• _EXERCISE REQUIREMENTS_
Without the images, output each record below as it stands.

• _A run of records_

--- Begin ---

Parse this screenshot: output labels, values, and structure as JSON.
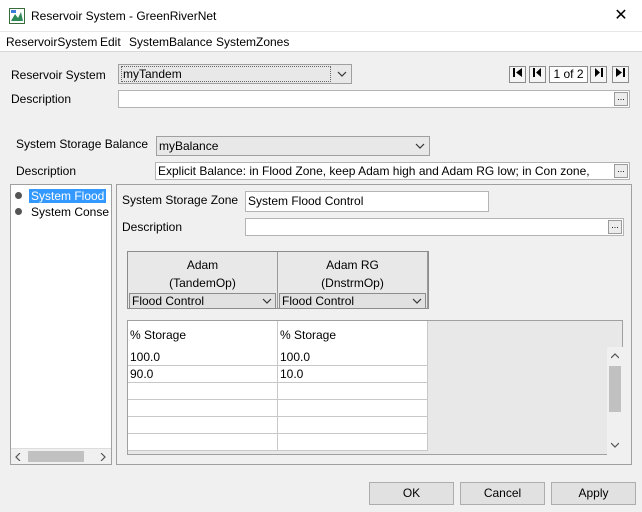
{
  "window": {
    "title": "Reservoir System - GreenRiverNet",
    "close_glyph": "✕"
  },
  "menu": [
    {
      "label": "ReservoirSystem"
    },
    {
      "label": "Edit"
    },
    {
      "label": "SystemBalance"
    },
    {
      "label": "SystemZones"
    }
  ],
  "reservoir_system": {
    "label": "Reservoir System",
    "value": "myTandem",
    "description_label": "Description",
    "description_value": "",
    "page_indicator": "1 of 2"
  },
  "storage_balance": {
    "label": "System Storage Balance",
    "value": "myBalance",
    "description_label": "Description",
    "description_value": "Explicit Balance: in Flood Zone, keep Adam high and Adam RG low; in Con zone,"
  },
  "tree": {
    "items": [
      {
        "label": "System Flood"
      },
      {
        "label": "System Conse"
      }
    ]
  },
  "zone": {
    "label": "System Storage Zone",
    "value": "System Flood Control",
    "description_label": "Description",
    "description_value": ""
  },
  "columns": [
    {
      "name": "Adam",
      "op": "(TandemOp)",
      "zone": "Flood Control",
      "header": "% Storage"
    },
    {
      "name": "Adam RG",
      "op": "(DnstrmOp)",
      "zone": "Flood Control",
      "header": "% Storage"
    }
  ],
  "rows": [
    [
      "100.0",
      "100.0"
    ],
    [
      "90.0",
      "10.0"
    ],
    [
      "",
      ""
    ],
    [
      "",
      ""
    ],
    [
      "",
      ""
    ],
    [
      "",
      ""
    ]
  ],
  "buttons": {
    "ok": "OK",
    "cancel": "Cancel",
    "apply": "Apply"
  },
  "ellipsis": "..."
}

--- End ---

• _RESPONSE FOR THIS EXERCISE_
Parse this screenshot: output labels, values, and structure as JSON.
{
  "window": {
    "title": "Reservoir System - GreenRiverNet",
    "close_glyph": "✕"
  },
  "menu": [
    {
      "label": "ReservoirSystem"
    },
    {
      "label": "Edit"
    },
    {
      "label": "SystemBalance"
    },
    {
      "label": "SystemZones"
    }
  ],
  "reservoir_system": {
    "label": "Reservoir System",
    "value": "myTandem",
    "description_label": "Description",
    "description_value": "",
    "page_indicator": "1 of 2"
  },
  "storage_balance": {
    "label": "System Storage Balance",
    "value": "myBalance",
    "description_label": "Description",
    "description_value": "Explicit Balance: in Flood Zone, keep Adam high and Adam RG low; in Con zone,"
  },
  "tree": {
    "items": [
      {
        "label": "System Flood"
      },
      {
        "label": "System Conse"
      }
    ]
  },
  "zone": {
    "label": "System Storage Zone",
    "value": "System Flood Control",
    "description_label": "Description",
    "description_value": ""
  },
  "columns": [
    {
      "name": "Adam",
      "op": "(TandemOp)",
      "zone": "Flood Control",
      "header": "% Storage"
    },
    {
      "name": "Adam RG",
      "op": "(DnstrmOp)",
      "zone": "Flood Control",
      "header": "% Storage"
    }
  ],
  "rows": [
    [
      "100.0",
      "100.0"
    ],
    [
      "90.0",
      "10.0"
    ],
    [
      "",
      ""
    ],
    [
      "",
      ""
    ],
    [
      "",
      ""
    ],
    [
      "",
      ""
    ]
  ],
  "buttons": {
    "ok": "OK",
    "cancel": "Cancel",
    "apply": "Apply"
  },
  "ellipsis": "..."
}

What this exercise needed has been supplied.